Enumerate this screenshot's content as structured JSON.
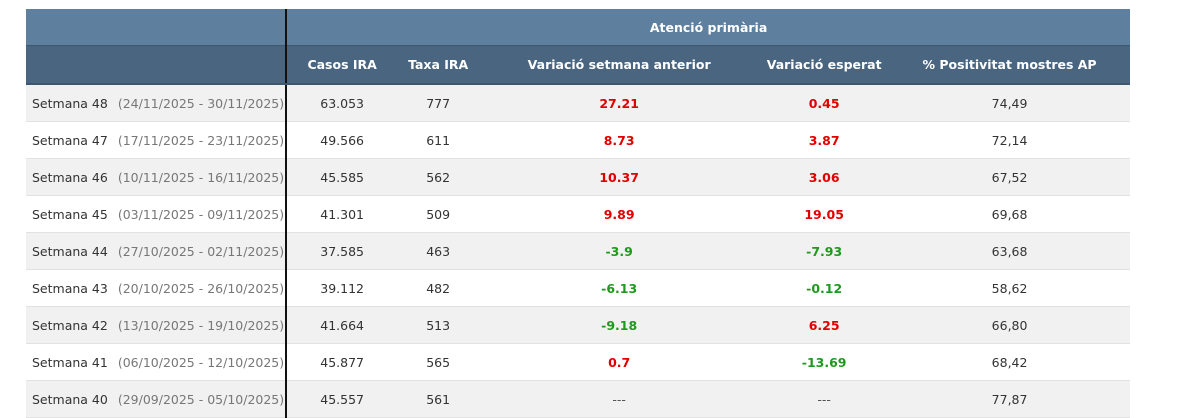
{
  "header": {
    "group": "Atenció primària",
    "columns": [
      "Casos IRA",
      "Taxa IRA",
      "Variació setmana anterior",
      "Variació esperat",
      "% Positivitat mostres AP"
    ]
  },
  "colors": {
    "positive": "#e00000",
    "negative": "#1d9a1d",
    "header_top": "#5f7f9e",
    "header_bottom": "#4a6580"
  },
  "rows": [
    {
      "week": "Setmana 48",
      "dates": "(24/11/2025 - 30/11/2025)",
      "casos": "63.053",
      "taxa": "777",
      "var_prev": "27.21",
      "var_exp": "0.45",
      "positivitat": "74,49"
    },
    {
      "week": "Setmana 47",
      "dates": "(17/11/2025 - 23/11/2025)",
      "casos": "49.566",
      "taxa": "611",
      "var_prev": "8.73",
      "var_exp": "3.87",
      "positivitat": "72,14"
    },
    {
      "week": "Setmana 46",
      "dates": "(10/11/2025 - 16/11/2025)",
      "casos": "45.585",
      "taxa": "562",
      "var_prev": "10.37",
      "var_exp": "3.06",
      "positivitat": "67,52"
    },
    {
      "week": "Setmana 45",
      "dates": "(03/11/2025 - 09/11/2025)",
      "casos": "41.301",
      "taxa": "509",
      "var_prev": "9.89",
      "var_exp": "19.05",
      "positivitat": "69,68"
    },
    {
      "week": "Setmana 44",
      "dates": "(27/10/2025 - 02/11/2025)",
      "casos": "37.585",
      "taxa": "463",
      "var_prev": "-3.9",
      "var_exp": "-7.93",
      "positivitat": "63,68"
    },
    {
      "week": "Setmana 43",
      "dates": "(20/10/2025 - 26/10/2025)",
      "casos": "39.112",
      "taxa": "482",
      "var_prev": "-6.13",
      "var_exp": "-0.12",
      "positivitat": "58,62"
    },
    {
      "week": "Setmana 42",
      "dates": "(13/10/2025 - 19/10/2025)",
      "casos": "41.664",
      "taxa": "513",
      "var_prev": "-9.18",
      "var_exp": "6.25",
      "positivitat": "66,80"
    },
    {
      "week": "Setmana 41",
      "dates": "(06/10/2025 - 12/10/2025)",
      "casos": "45.877",
      "taxa": "565",
      "var_prev": "0.7",
      "var_exp": "-13.69",
      "positivitat": "68,42"
    },
    {
      "week": "Setmana 40",
      "dates": "(29/09/2025 - 05/10/2025)",
      "casos": "45.557",
      "taxa": "561",
      "var_prev": "---",
      "var_exp": "---",
      "positivitat": "77,87"
    }
  ]
}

### What you need to do
Tally up the lines holding the string "Variació" in this listing, and report the total alone.

### Finished exercise
2